* DATA LINES *
::::
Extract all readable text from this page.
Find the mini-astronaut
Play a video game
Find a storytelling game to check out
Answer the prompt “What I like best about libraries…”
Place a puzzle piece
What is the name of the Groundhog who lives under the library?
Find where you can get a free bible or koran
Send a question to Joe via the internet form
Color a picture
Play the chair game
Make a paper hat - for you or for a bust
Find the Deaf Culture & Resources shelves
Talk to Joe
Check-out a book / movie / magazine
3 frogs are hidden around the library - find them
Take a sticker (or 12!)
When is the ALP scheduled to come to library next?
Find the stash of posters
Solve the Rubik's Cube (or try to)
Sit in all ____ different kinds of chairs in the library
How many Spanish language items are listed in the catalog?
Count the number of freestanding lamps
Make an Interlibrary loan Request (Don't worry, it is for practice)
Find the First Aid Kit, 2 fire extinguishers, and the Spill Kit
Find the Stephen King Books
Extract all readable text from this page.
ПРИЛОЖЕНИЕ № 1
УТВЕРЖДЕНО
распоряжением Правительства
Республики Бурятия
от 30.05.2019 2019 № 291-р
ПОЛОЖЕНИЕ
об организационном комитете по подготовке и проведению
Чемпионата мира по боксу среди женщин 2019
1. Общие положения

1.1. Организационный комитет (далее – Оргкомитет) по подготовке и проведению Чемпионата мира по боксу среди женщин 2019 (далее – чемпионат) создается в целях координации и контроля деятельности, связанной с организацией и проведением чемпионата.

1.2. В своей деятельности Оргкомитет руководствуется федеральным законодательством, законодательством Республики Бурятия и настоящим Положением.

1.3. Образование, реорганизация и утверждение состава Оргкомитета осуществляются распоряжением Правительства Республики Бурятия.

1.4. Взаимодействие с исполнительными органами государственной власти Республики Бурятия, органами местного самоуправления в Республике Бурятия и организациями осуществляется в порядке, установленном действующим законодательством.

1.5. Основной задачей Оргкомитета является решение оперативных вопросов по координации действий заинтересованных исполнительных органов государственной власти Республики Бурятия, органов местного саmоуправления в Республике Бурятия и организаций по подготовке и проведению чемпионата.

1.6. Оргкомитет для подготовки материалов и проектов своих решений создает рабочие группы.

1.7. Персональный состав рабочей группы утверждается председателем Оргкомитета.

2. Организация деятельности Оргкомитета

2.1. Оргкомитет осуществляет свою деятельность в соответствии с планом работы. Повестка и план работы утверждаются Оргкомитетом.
::::
* EXERCISE DESCRIPTION *
Reproduce every line of the material above exactly.

* RESULT OF THE EXERCISE *
Extract all readable text from this page.
Find the mini-astronaut
Play a video game
Find a storytelling game to check out
Answer the prompt “What I like best about libraries…”
Place a puzzle piece
What is the name of the Groundhog who lives under the library?
Find where you can get a free bible or koran
Send a question to Joe via the internet form
Color a picture
Play the chair game
Make a paper hat - for you or for a bust
Find the Deaf Culture & Resources shelves
Talk to Joe
Check-out a book / movie / magazine
3 frogs are hidden around the library - find them
Take a sticker (or 12!)
When is the ALP scheduled to come to library next?
Find the stash of posters
Solve the Rubik's Cube (or try to)
Sit in all ____ different kinds of chairs in the library
How many Spanish language items are listed in the catalog?
Count the number of freestanding lamps
Make an Interlibrary loan Request (Don't worry, it is for practice)
Find the First Aid Kit, 2 fire extinguishers, and the Spill Kit
Find the Stephen King Books
Extract all readable text from this page.
ПРИЛОЖЕНИЕ № 1
УТВЕРЖДЕНО
распоряжением Правительства
Республики Бурятия
от 30.05.2019 2019 № 291-р
ПОЛОЖЕНИЕ
об организационном комитете по подготовке и проведению
Чемпионата мира по боксу среди женщин 2019
1. Общие положения

1.1. Организационный комитет (далее – Оргкомитет) по подготовке и проведению Чемпионата мира по боксу среди женщин 2019 (далее – чемпионат) создается в целях координации и контроля деятельности, связанной с организацией и проведением чемпионата.

1.2. В своей деятельности Оргкомитет руководствуется федеральным законодательством, законодательством Республики Бурятия и настоящим Положением.

1.3. Образование, реорганизация и утверждение состава Оргкомитета осуществляются распоряжением Правительства Республики Бурятия.

1.4. Взаимодействие с исполнительными органами государственной власти Республики Бурятия, органами местного самоуправления в Республике Бурятия и организациями осуществляется в порядке, установленном действующим законодательством.

1.5. Основной задачей Оргкомитета является решение оперативных вопросов по координации действий заинтересованных исполнительных органов государственной власти Республики Бурятия, органов местного саmоуправления в Республике Бурятия и организаций по подготовке и проведению чемпионата.

1.6. Оргкомитет для подготовки материалов и проектов своих решений создает рабочие группы.

1.7. Персональный состав рабочей группы утверждается председателем Оргкомитета.

2. Организация деятельности Оргкомитета

2.1. Оргкомитет осуществляет свою деятельность в соответствии с планом работы. Повестка и план работы утверждаются Оргкомитетом.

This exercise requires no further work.